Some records
□ □ □ □ □

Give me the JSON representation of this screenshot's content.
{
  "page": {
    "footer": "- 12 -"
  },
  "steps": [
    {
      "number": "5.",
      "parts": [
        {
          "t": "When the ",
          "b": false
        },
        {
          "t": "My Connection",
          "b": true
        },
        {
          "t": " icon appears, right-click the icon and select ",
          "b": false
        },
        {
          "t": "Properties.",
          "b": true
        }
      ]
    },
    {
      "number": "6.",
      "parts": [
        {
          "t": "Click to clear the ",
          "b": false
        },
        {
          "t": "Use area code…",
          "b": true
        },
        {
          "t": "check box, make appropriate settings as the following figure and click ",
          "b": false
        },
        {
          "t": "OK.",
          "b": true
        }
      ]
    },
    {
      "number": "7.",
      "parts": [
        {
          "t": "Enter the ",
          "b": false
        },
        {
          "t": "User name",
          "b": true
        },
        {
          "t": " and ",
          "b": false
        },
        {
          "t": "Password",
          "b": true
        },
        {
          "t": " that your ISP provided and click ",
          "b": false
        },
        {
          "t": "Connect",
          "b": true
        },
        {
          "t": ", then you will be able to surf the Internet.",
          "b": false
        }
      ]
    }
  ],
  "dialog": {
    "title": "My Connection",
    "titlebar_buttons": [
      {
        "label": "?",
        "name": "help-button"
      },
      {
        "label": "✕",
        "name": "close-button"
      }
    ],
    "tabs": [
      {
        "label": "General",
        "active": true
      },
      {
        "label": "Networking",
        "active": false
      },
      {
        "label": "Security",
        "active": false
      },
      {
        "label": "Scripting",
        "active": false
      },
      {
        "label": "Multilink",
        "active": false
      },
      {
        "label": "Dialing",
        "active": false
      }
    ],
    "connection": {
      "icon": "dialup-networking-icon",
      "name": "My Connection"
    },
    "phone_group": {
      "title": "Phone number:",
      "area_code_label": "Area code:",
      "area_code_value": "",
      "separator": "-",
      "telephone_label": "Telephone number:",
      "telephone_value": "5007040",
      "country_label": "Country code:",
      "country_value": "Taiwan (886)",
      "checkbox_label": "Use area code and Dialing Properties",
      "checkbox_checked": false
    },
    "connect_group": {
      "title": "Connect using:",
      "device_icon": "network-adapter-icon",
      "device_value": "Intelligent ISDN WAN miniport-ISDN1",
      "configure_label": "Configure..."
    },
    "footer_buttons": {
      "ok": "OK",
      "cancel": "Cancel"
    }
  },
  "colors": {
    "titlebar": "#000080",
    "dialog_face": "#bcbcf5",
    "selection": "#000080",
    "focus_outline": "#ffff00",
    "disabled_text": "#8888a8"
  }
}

□ □ □ □ □

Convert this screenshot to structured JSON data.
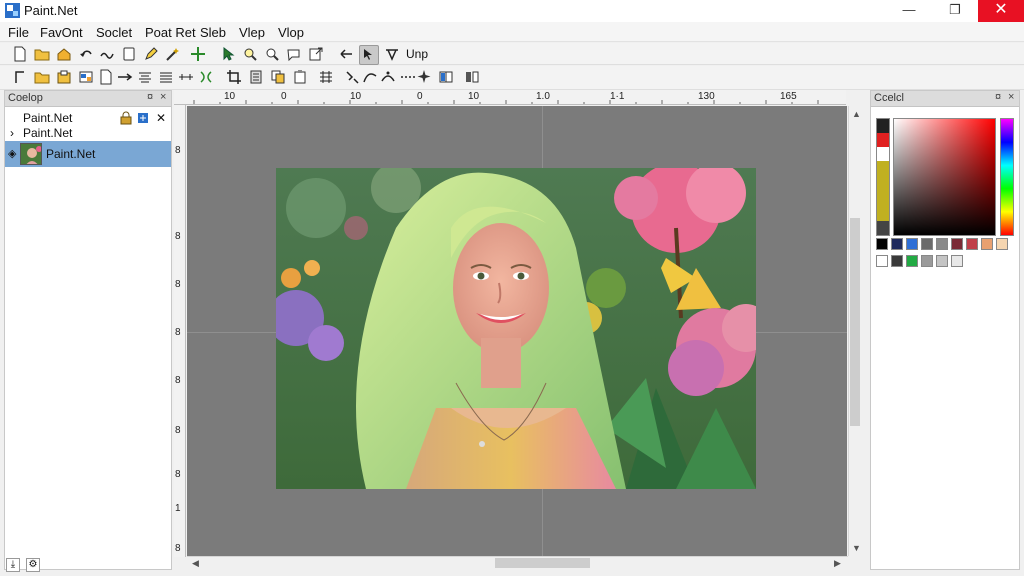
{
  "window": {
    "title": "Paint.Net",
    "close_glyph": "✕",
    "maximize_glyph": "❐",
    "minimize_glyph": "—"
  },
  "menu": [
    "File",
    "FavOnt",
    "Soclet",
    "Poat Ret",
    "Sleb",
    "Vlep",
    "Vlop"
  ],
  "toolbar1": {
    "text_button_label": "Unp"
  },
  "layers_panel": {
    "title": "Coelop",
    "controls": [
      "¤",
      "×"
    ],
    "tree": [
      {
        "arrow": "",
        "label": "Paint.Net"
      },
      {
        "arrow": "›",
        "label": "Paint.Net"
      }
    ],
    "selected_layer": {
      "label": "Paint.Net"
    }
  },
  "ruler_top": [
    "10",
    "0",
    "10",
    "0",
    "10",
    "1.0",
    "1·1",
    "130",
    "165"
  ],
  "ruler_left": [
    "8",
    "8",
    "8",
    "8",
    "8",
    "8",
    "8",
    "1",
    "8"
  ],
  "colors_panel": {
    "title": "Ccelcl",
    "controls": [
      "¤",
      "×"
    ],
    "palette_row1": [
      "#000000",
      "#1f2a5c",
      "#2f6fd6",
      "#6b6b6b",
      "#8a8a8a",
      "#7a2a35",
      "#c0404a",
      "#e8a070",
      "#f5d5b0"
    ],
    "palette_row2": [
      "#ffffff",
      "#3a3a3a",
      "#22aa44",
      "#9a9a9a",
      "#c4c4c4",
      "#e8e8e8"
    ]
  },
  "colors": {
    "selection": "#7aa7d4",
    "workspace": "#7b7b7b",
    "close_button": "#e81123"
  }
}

□ □ □ □ □

In the listing, find all lines with the string "Paint" and copy them.

    "title": "Paint.Net",
        "label": "Paint.Net"
        "label": "Paint.Net"
      "label": "Paint.Net"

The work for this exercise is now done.